The input:
"""

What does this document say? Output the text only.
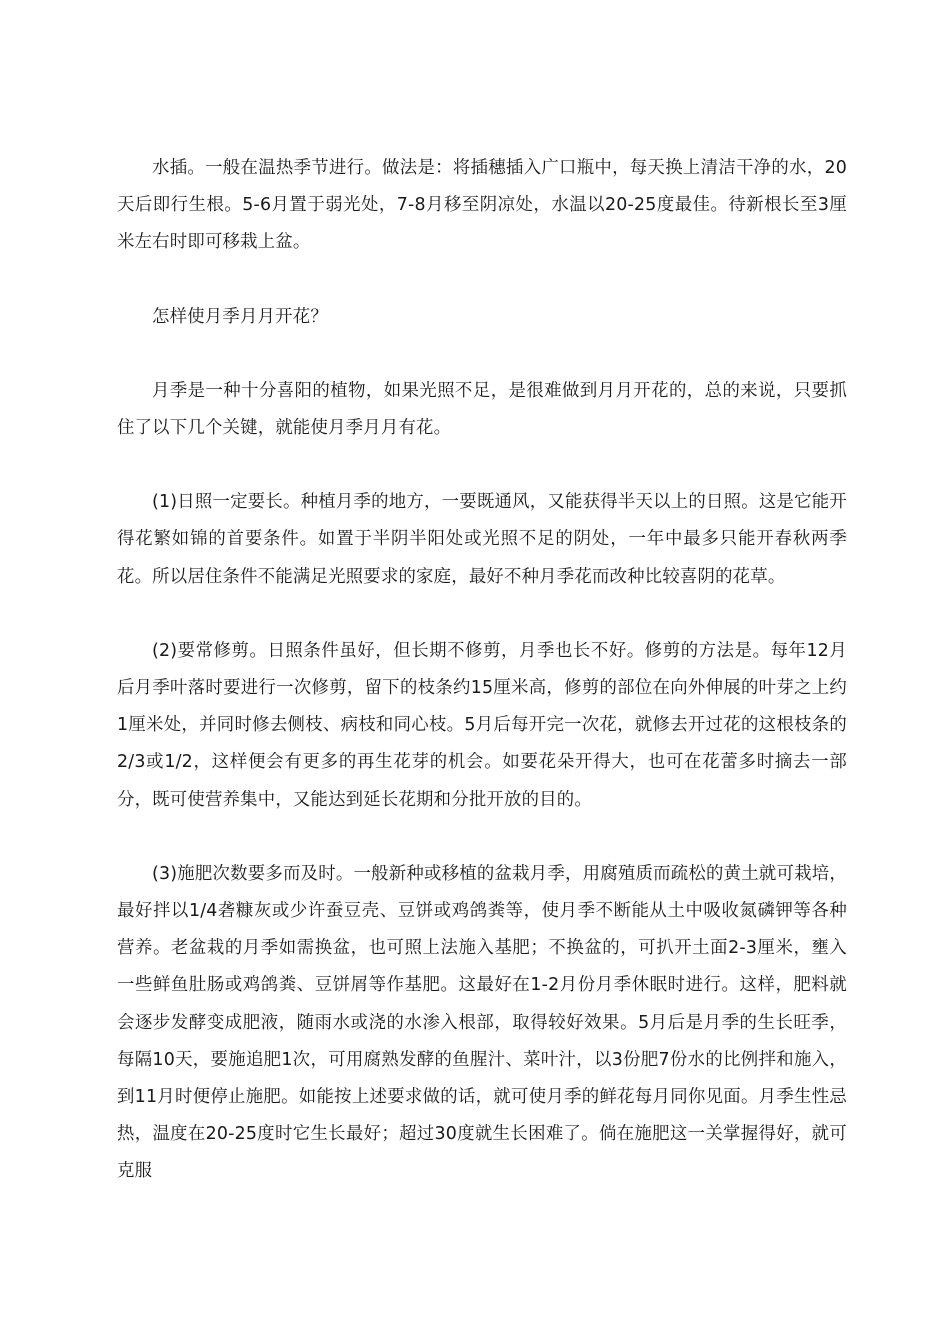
水插。一般在温热季节进行。做法是：将插穗插入广口瓶中，每天换上清洁干净的水，20天后即行生根。5-6月置于弱光处，7-8月移至阴凉处，水温以20-25度最佳。待新根长至3厘米左右时即可移栽上盆。

怎样使月季月月开花？

月季是一种十分喜阳的植物，如果光照不足，是很难做到月月开花的，总的来说，只要抓住了以下几个关键，就能使月季月月有花。

(1)日照一定要长。种植月季的地方，一要既通风，又能获得半天以上的日照。这是它能开得花繁如锦的首要条件。如置于半阴半阳处或光照不足的阴处，一年中最多只能开春秋两季花。所以居住条件不能满足光照要求的家庭，最好不种月季花而改种比较喜阴的花草。

(2)要常修剪。日照条件虽好，但长期不修剪，月季也长不好。修剪的方法是。每年12月后月季叶落时要进行一次修剪，留下的枝条约15厘米高，修剪的部位在向外伸展的叶芽之上约1厘米处，并同时修去侧枝、病枝和同心枝。5月后每开完一次花，就修去开过花的这根枝条的2/3或1/2，这样便会有更多的再生花芽的机会。如要花朵开得大，也可在花蕾多时摘去一部分，既可使营养集中，又能达到延长花期和分批开放的目的。

(3)施肥次数要多而及时。一般新种或移植的盆栽月季，用腐殖质而疏松的黄土就可栽培，最好拌以1/4砻糠灰或少许蚕豆壳、豆饼或鸡鸽粪等，使月季不断能从土中吸收氮磷钾等各种营养。老盆栽的月季如需换盆，也可照上法施入基肥；不换盆的，可扒开土面2-3厘米，壅入一些鲜鱼肚肠或鸡鸽粪、豆饼屑等作基肥。这最好在1-2月份月季休眠时进行。这样，肥料就会逐步发酵变成肥液，随雨水或浇的水渗入根部，取得较好效果。5月后是月季的生长旺季，每隔10天，要施追肥1次，可用腐熟发酵的鱼腥汁、菜叶汁，以3份肥7份水的比例拌和施入，到11月时便停止施肥。如能按上述要求做的话，就可使月季的鲜花每月同你见面。月季生性忌热，温度在20-25度时它生长最好；超过30度就生长困难了。倘在施肥这一关掌握得好，就可克服
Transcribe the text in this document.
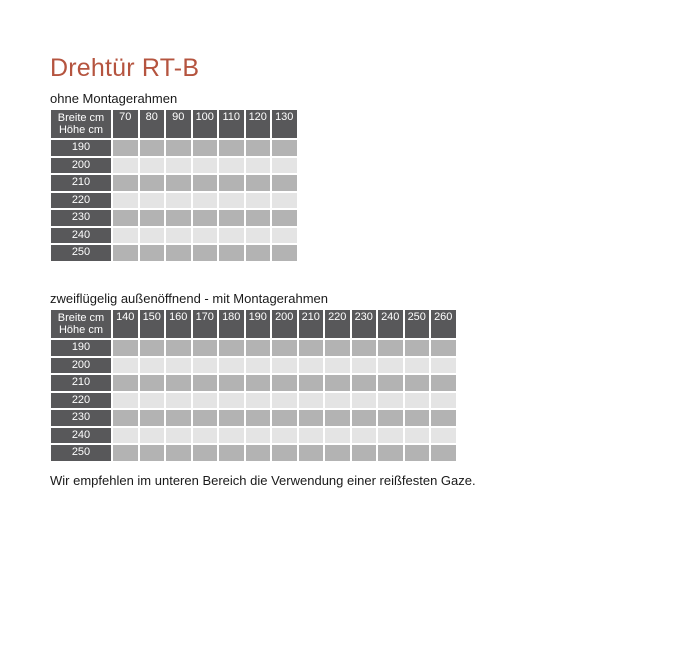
Drehtür RT-B

ohne Montagerahmen

Breite cm
Höhe cm	70	80	90	100	110	120	130
190							
200							
210							
220							
230							
240							
250							

zweiflügelig außenöffnend - mit Montagerahmen

Breite cm
Höhe cm	140	150	160	170	180	190	200	210	220	230	240	250	260
190													
200													
210													
220													
230													
240													
250													

Wir empfehlen im unteren Bereich die Verwendung einer reißfesten Gaze.
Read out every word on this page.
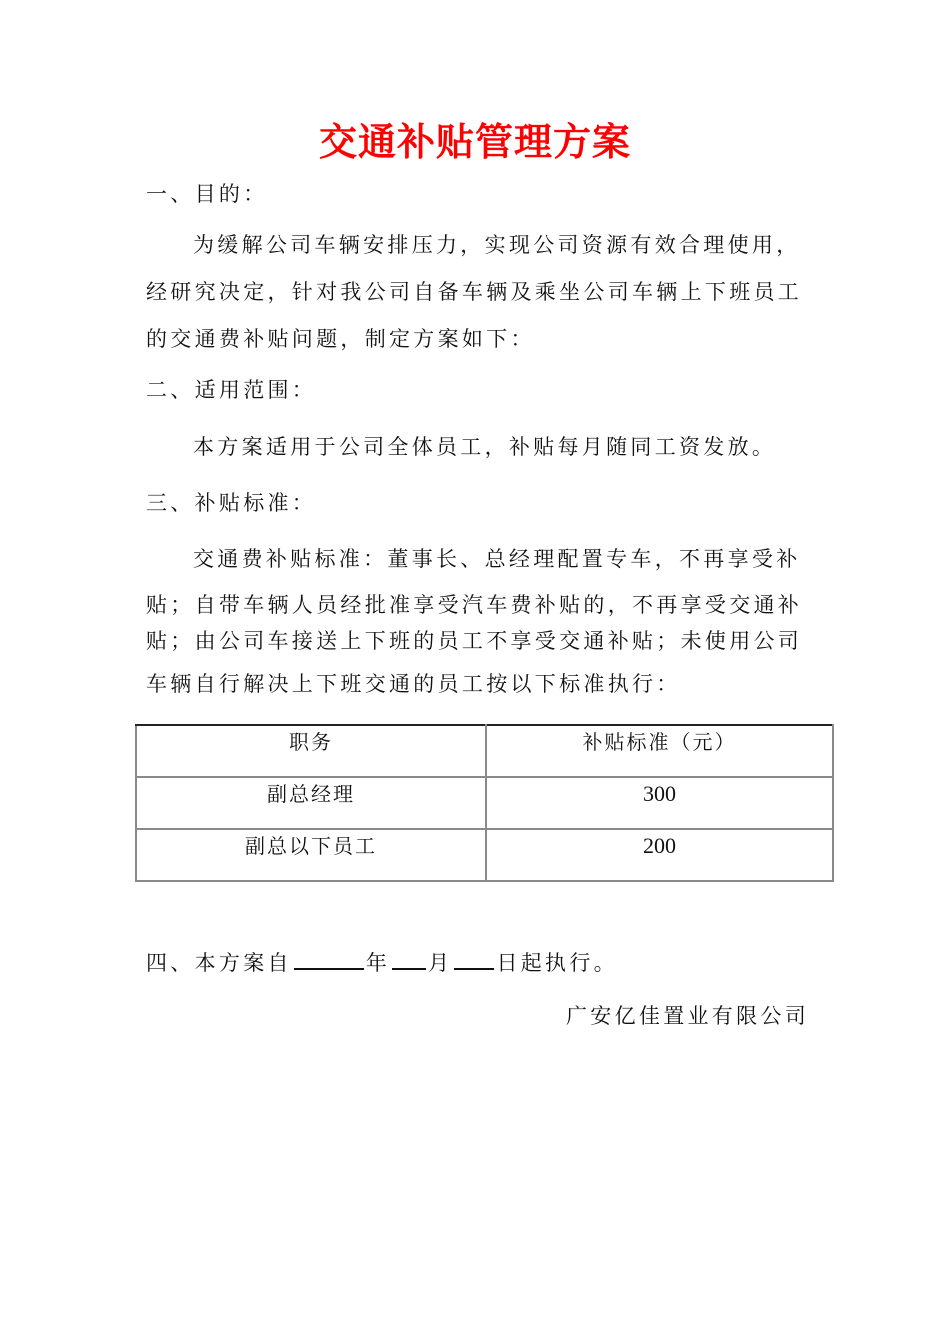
交通补贴管理方案
一、目的：
为缓解公司车辆安排压力，实现公司资源有效合理使用，
经研究决定，针对我公司自备车辆及乘坐公司车辆上下班员工
的交通费补贴问题，制定方案如下：
二、适用范围：
本方案适用于公司全体员工，补贴每月随同工资发放。
三、补贴标准：
交通费补贴标准：董事长、总经理配置专车，不再享受补
贴；自带车辆人员经批准享受汽车费补贴的，不再享受交通补
贴；由公司车接送上下班的员工不享受交通补贴；未使用公司
车辆自行解决上下班交通的员工按以下标准执行：
职务	补贴标准（元）
副总经理	300
副总以下员工	200
四、本方案自	年 月 日起执行。
广安亿佳置业有限公司
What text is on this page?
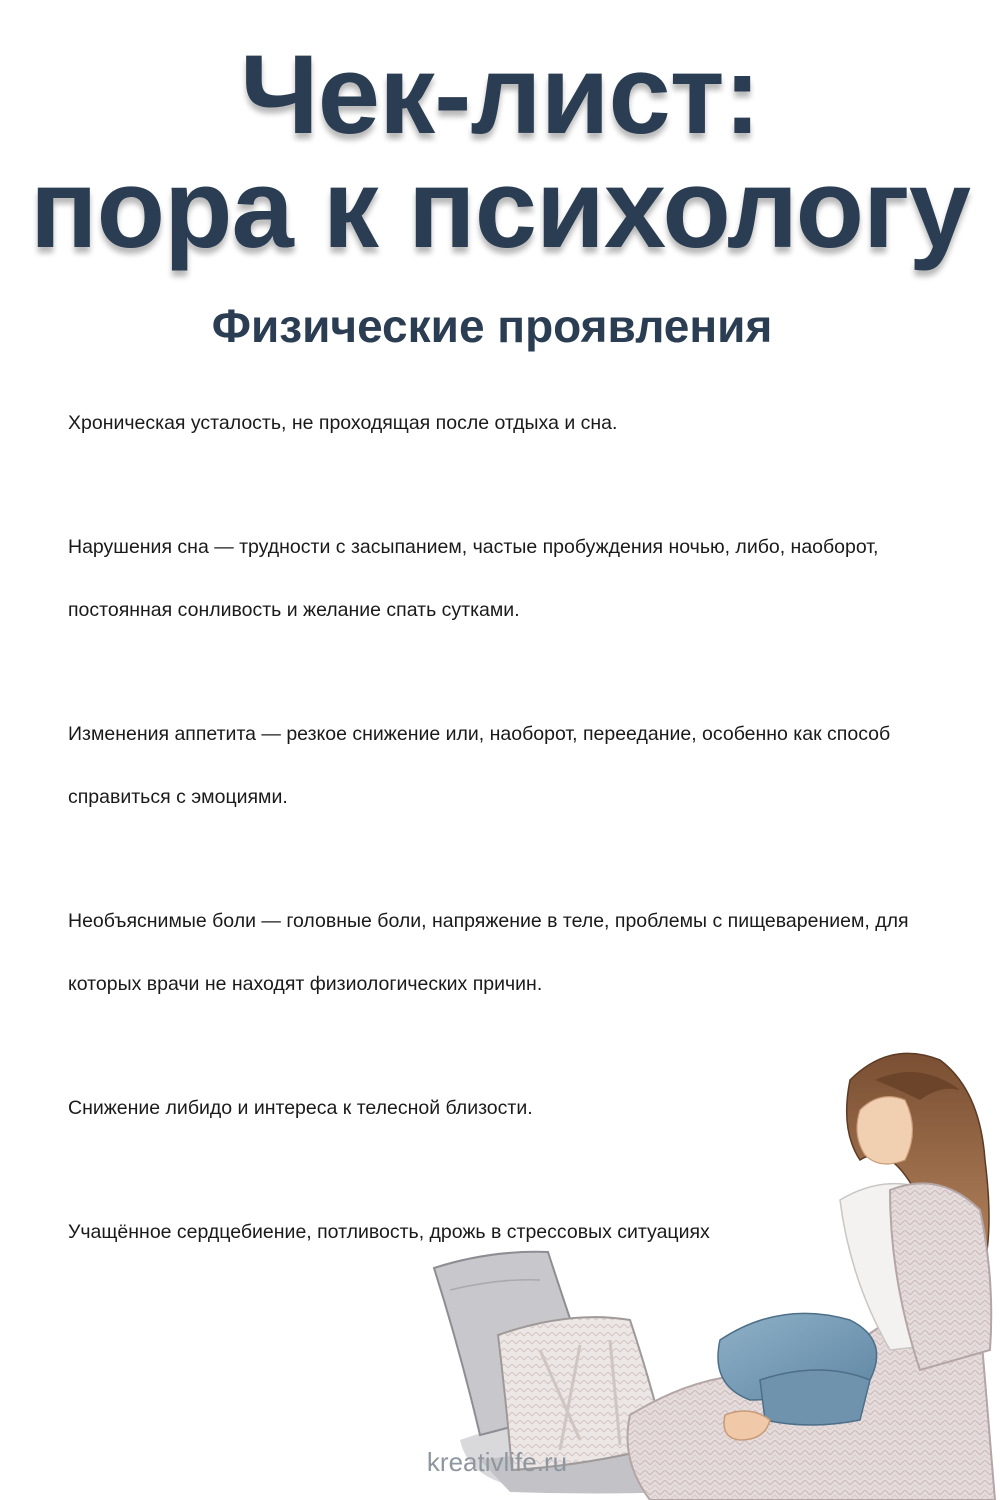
Чек-лист:
пора к психологу
Физические проявления

Хроническая усталость, не проходящая после отдыха и сна.

Нарушения сна — трудности с засыпанием, частые пробуждения ночью, либо, наоборот, постоянная сонливость и желание спать сутками.

Изменения аппетита — резкое снижение или, наоборот, переедание, особенно как способ справиться с эмоциями.

Необъяснимые боли — головные боли, напряжение в теле, проблемы с пищеварением, для которых врачи не находят физиологических причин.

Снижение либидо и интереса к телесной близости.

Учащённое сердцебиение, потливость, дрожь в стрессовых ситуациях

kreativlife.ru
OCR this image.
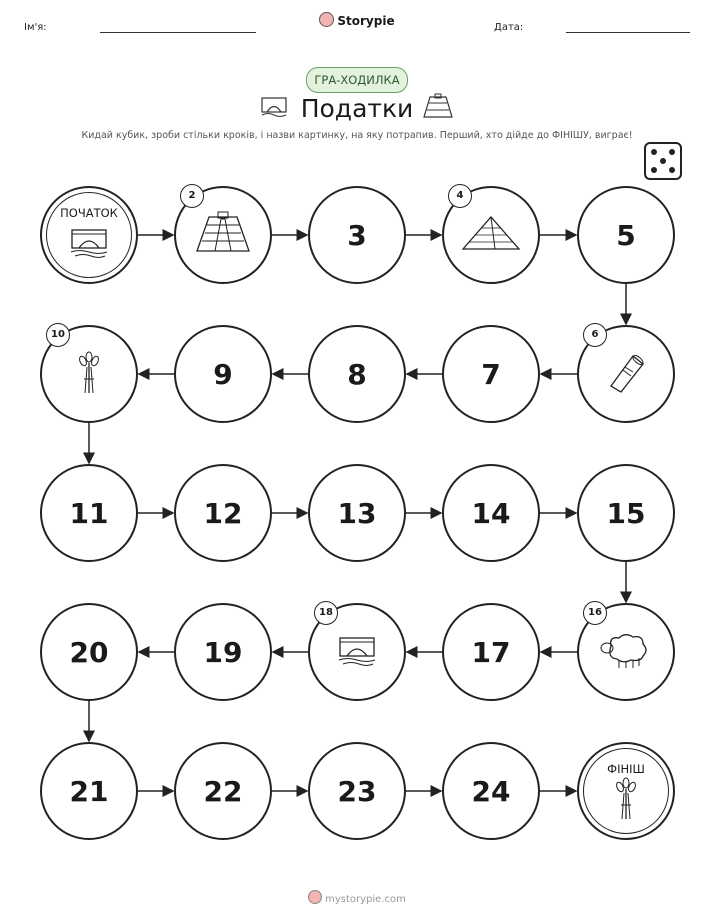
Ім'я:	Storypie	Дата:
ГРА-ХОДИЛКА
Податки
Кидай кубик, зроби стільки кроків, і назви картинку, на яку потрапив. Перший, хто дійде до ФІНІШУ, виграє!
ПОЧАТОК
2
3
4
5
6
7
8
9
10
11	12	13	14	15
16
17
18
19
20
21	22	23	24
ФІНІШ
mystorypie.com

"""

All of the entries above should be copied exactly, except for the pictures.

Written response:
What does this document say? Output the text only.
水插。一般在温热季节进行。做法是：将插穗插入广口瓶中，每天换上清洁干净的水，20天后即行生根。5-6月置于弱光处，7-8月移至阴凉处，水温以20-25度最佳。待新根长至3厘米左右时即可移栽上盆。

怎样使月季月月开花？

月季是一种十分喜阳的植物，如果光照不足，是很难做到月月开花的，总的来说，只要抓住了以下几个关键，就能使月季月月有花。

(1)日照一定要长。种植月季的地方，一要既通风，又能获得半天以上的日照。这是它能开得花繁如锦的首要条件。如置于半阴半阳处或光照不足的阴处，一年中最多只能开春秋两季花。所以居住条件不能满足光照要求的家庭，最好不种月季花而改种比较喜阴的花草。

(2)要常修剪。日照条件虽好，但长期不修剪，月季也长不好。修剪的方法是。每年12月后月季叶落时要进行一次修剪，留下的枝条约15厘米高，修剪的部位在向外伸展的叶芽之上约1厘米处，并同时修去侧枝、病枝和同心枝。5月后每开完一次花，就修去开过花的这根枝条的2/3或1/2，这样便会有更多的再生花芽的机会。如要花朵开得大，也可在花蕾多时摘去一部分，既可使营养集中，又能达到延长花期和分批开放的目的。

(3)施肥次数要多而及时。一般新种或移植的盆栽月季，用腐殖质而疏松的黄土就可栽培，最好拌以1/4砻糠灰或少许蚕豆壳、豆饼或鸡鸽粪等，使月季不断能从土中吸收氮磷钾等各种营养。老盆栽的月季如需换盆，也可照上法施入基肥；不换盆的，可扒开土面2-3厘米，壅入一些鲜鱼肚肠或鸡鸽粪、豆饼屑等作基肥。这最好在1-2月份月季休眠时进行。这样，肥料就会逐步发酵变成肥液，随雨水或浇的水渗入根部，取得较好效果。5月后是月季的生长旺季，每隔10天，要施追肥1次，可用腐熟发酵的鱼腥汁、菜叶汁，以3份肥7份水的比例拌和施入，到11月时便停止施肥。如能按上述要求做的话，就可使月季的鲜花每月同你见面。月季生性忌热，温度在20-25度时它生长最好；超过30度就生长困难了。倘在施肥这一关掌握得好，就可克服
Transcribe the text in this document.
Drehtür RT-B

ohne Montagerahmen

Breite cm
Höhe cm	70	80	90	100	110	120	130
190							
200							
210							
220							
230							
240							
250							

zweiflügelig außenöffnend - mit Montagerahmen

Breite cm
Höhe cm	140	150	160	170	180	190	200	210	220	230	240	250	260
190													
200													
210													
220													
230													
240													
250													

Wir empfehlen im unteren Bereich die Verwendung einer reißfesten Gaze.
Read out every word on this page.
交通补贴管理方案
一、目的：
为缓解公司车辆安排压力，实现公司资源有效合理使用，
经研究决定，针对我公司自备车辆及乘坐公司车辆上下班员工
的交通费补贴问题，制定方案如下：
二、适用范围：
本方案适用于公司全体员工，补贴每月随同工资发放。
三、补贴标准：
交通费补贴标准：董事长、总经理配置专车，不再享受补
贴；自带车辆人员经批准享受汽车费补贴的，不再享受交通补
贴；由公司车接送上下班的员工不享受交通补贴；未使用公司
车辆自行解决上下班交通的员工按以下标准执行：
职务	补贴标准（元）
副总经理	300
副总以下员工	200
四、本方案自	年 月 日起执行。
广安亿佳置业有限公司
What text is on this page?
Чек-лист:
пора к психологу
Физические проявления

Хроническая усталость, не проходящая после отдыха и сна.

Нарушения сна — трудности с засыпанием, частые пробуждения ночью, либо, наоборот, постоянная сонливость и желание спать сутками.

Изменения аппетита — резкое снижение или, наоборот, переедание, особенно как способ справиться с эмоциями.

Необъяснимые боли — головные боли, напряжение в теле, проблемы с пищеварением, для которых врачи не находят физиологических причин.

Снижение либидо и интереса к телесной близости.

Учащённое сердцебиение, потливость, дрожь в стрессовых ситуациях

kreativlife.ru
OCR this image.
Ім'я:	Storypie	Дата:
ГРА-ХОДИЛКА
Податки
Кидай кубик, зроби стільки кроків, і назви картинку, на яку потрапив. Перший, хто дійде до ФІНІШУ, виграє!
ПОЧАТОК
2
3
4
5
6
7
8
9
10
11	12	13	14	15
16
17
18
19
20
21	22	23	24
ФІНІШ
mystorypie.com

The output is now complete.